## Task goal
Return each line of the entries that holds the string "bark".
--- START ---
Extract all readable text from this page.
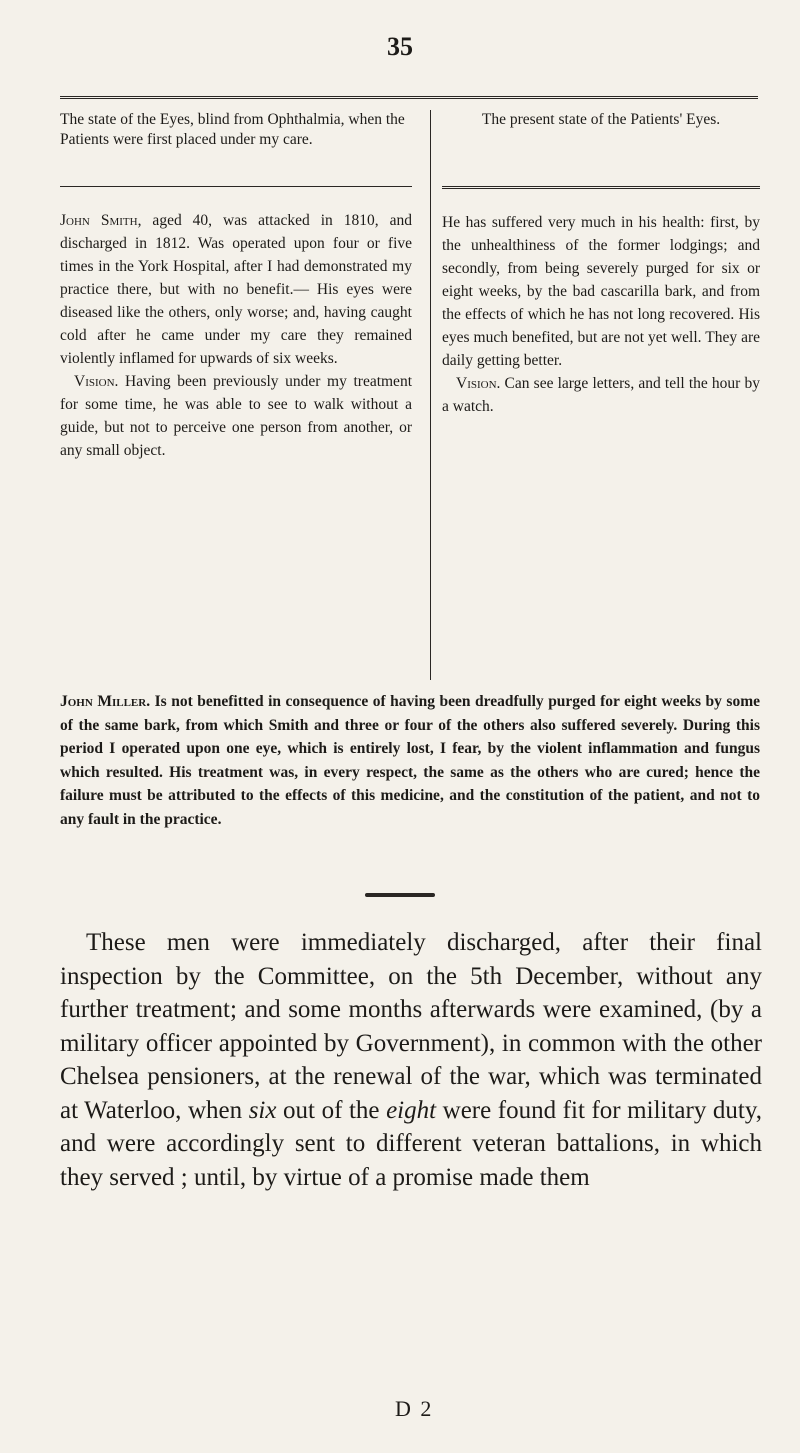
35
The state of the Eyes, blind from Ophthalmia, when the Patients were first placed under my care.

John Smith, aged 40, was attacked in 1810, and discharged in 1812. Was operated upon four or five times in the York Hospital, after I had demonstrated my practice there, but with no benefit.— His eyes were diseased like the others, only worse; and, having caught cold after he came under my care they remained violently inflamed for upwards of six weeks.

Vision. Having been previously under my treatment for some time, he was able to see to walk without a guide, but not to perceive one person from another, or any small object.

The present state of the Patients' Eyes.

He has suffered very much in his health: first, by the unhealthiness of the former lodgings; and secondly, from being severely purged for six or eight weeks, by the bad cascarilla bark, and from the effects of which he has not long recovered. His eyes much benefited, but are not yet well. They are daily getting better.

Vision. Can see large letters, and tell the hour by a watch.

John Miller. Is not benefitted in consequence of having been dreadfully purged for eight weeks by some of the same bark, from which Smith and three or four of the others also suffered severely. During this period I operated upon one eye, which is entirely lost, I fear, by the violent inflammation and fungus which resulted. His treatment was, in every respect, the same as the others who are cured; hence the failure must be attributed to the effects of this medicine, and the constitution of the patient, and not to any fault in the practice.

These men were immediately discharged, after their final inspection by the Committee, on the 5th December, without any further treatment; and some months afterwards were examined, (by a military officer appointed by Government), in common with the other Chelsea pensioners, at the renewal of the war, which was terminated at Waterloo, when six out of the eight were found fit for military duty, and were accordingly sent to different veteran battalions, in which they served ; until, by virtue of a promise made them

D 2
--- END ---
## Response
He has suffered very much in his health: first, by the unhealthiness of the former lodgings; and secondly, from being severely purged for six or eight weeks, by the bad cascarilla bark, and from the effects of which he has not long recovered. His eyes much benefited, but are not yet well. They are daily getting better.
John Miller. Is not benefitted in consequence of having been dreadfully purged for eight weeks by some of the same bark, from which Smith and three or four of the others also suffered severely. During this period I operated upon one eye, which is entirely lost, I fear, by the violent inflammation and fungus which resulted. His treatment was, in every respect, the same as the others who are cured; hence the failure must be attributed to the effects of this medicine, and the constitution of the patient, and not to any fault in the practice.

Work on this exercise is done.